**Problem:**
Write out the items word for word, from the start through the line containing "- like-button[interactable]: [373, 734, 401, 758]".

*****

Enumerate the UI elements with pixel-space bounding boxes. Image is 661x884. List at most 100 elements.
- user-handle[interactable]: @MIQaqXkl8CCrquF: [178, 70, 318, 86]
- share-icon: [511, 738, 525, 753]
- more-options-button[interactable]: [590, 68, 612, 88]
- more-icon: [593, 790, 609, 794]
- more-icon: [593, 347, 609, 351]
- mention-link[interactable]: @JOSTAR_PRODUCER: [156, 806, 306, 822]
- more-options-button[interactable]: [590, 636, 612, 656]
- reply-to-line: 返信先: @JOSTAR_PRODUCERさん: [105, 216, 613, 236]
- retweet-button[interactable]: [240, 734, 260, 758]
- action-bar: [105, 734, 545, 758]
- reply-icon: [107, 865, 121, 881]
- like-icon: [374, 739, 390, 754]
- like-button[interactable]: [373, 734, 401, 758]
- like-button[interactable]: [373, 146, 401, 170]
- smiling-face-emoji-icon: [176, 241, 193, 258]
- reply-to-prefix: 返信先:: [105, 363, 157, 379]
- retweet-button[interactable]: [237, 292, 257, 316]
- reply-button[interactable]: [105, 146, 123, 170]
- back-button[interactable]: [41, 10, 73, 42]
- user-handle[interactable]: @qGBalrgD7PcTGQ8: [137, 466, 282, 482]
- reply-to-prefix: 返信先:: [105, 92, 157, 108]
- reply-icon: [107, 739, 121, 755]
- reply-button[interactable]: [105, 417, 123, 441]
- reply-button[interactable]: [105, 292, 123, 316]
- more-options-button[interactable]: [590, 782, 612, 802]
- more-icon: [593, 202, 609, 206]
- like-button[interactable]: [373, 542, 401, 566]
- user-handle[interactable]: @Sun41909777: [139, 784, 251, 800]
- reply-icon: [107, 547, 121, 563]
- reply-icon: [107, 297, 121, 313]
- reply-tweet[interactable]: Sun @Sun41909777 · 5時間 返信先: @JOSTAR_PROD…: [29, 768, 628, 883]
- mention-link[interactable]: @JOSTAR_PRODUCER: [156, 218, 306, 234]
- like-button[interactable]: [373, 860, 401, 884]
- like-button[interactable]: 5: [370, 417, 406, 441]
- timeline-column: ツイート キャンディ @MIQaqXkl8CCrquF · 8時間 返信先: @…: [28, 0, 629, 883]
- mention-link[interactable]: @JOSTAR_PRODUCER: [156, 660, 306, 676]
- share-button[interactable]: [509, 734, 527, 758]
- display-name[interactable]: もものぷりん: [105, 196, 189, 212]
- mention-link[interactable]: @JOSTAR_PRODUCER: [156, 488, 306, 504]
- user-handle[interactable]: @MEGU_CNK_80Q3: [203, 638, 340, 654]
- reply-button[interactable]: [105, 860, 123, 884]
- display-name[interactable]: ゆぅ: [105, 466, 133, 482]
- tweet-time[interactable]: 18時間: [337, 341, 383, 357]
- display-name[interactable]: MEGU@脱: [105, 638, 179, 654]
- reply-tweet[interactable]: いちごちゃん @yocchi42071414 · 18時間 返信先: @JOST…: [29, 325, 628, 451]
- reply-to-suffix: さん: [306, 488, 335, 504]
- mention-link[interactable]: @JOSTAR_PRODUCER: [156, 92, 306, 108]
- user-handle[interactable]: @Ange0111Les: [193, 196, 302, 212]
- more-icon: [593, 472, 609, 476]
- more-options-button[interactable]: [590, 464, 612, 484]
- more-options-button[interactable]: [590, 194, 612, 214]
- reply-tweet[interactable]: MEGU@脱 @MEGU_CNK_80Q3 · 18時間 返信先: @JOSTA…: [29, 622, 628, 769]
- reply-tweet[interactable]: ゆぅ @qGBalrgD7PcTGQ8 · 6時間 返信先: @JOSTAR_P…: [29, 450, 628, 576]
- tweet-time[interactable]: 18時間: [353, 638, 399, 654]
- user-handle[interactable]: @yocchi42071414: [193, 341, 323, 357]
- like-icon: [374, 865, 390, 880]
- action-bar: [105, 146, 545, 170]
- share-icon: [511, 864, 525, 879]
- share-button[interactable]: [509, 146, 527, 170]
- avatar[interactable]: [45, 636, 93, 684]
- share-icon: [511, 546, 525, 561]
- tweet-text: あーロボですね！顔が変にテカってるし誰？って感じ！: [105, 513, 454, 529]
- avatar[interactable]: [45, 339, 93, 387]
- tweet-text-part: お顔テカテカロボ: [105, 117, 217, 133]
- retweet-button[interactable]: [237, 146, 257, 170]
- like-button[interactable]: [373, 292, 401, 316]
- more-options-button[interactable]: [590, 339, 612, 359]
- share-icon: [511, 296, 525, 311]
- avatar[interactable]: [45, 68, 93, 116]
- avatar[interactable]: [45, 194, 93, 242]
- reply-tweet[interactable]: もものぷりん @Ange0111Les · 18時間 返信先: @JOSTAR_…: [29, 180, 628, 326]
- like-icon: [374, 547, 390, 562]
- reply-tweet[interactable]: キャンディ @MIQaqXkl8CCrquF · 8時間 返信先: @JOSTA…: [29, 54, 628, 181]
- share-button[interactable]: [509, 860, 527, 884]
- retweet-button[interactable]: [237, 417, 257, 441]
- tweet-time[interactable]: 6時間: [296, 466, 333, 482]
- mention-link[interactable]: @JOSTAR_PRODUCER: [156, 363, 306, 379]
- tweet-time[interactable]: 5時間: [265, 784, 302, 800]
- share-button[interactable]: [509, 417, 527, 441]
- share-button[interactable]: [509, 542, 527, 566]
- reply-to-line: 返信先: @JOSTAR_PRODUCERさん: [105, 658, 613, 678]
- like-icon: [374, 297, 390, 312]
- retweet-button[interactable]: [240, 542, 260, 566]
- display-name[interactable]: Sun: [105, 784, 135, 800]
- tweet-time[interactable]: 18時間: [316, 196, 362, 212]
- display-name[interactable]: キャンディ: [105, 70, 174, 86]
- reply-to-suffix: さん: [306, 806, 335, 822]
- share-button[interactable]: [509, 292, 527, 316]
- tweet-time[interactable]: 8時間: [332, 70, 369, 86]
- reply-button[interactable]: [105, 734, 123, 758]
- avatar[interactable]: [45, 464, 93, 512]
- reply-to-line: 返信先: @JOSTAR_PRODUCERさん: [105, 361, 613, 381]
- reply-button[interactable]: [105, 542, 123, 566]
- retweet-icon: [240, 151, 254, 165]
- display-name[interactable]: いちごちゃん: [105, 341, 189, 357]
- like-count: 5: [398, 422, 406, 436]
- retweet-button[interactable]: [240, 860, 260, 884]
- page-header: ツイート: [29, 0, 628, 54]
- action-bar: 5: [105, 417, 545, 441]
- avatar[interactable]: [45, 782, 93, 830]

*****

**Reply to the task:**
Enumerate the UI elements with pixel-space bounding boxes. Image is 661x884. List at most 100 elements.
- user-handle[interactable]: @MIQaqXkl8CCrquF: [178, 70, 318, 86]
- share-icon: [511, 738, 525, 753]
- more-options-button[interactable]: [590, 68, 612, 88]
- more-icon: [593, 790, 609, 794]
- more-icon: [593, 347, 609, 351]
- mention-link[interactable]: @JOSTAR_PRODUCER: [156, 806, 306, 822]
- more-options-button[interactable]: [590, 636, 612, 656]
- reply-to-line: 返信先: @JOSTAR_PRODUCERさん: [105, 216, 613, 236]
- retweet-button[interactable]: [240, 734, 260, 758]
- action-bar: [105, 734, 545, 758]
- reply-icon: [107, 865, 121, 881]
- like-icon: [374, 739, 390, 754]
- like-button[interactable]: [373, 734, 401, 758]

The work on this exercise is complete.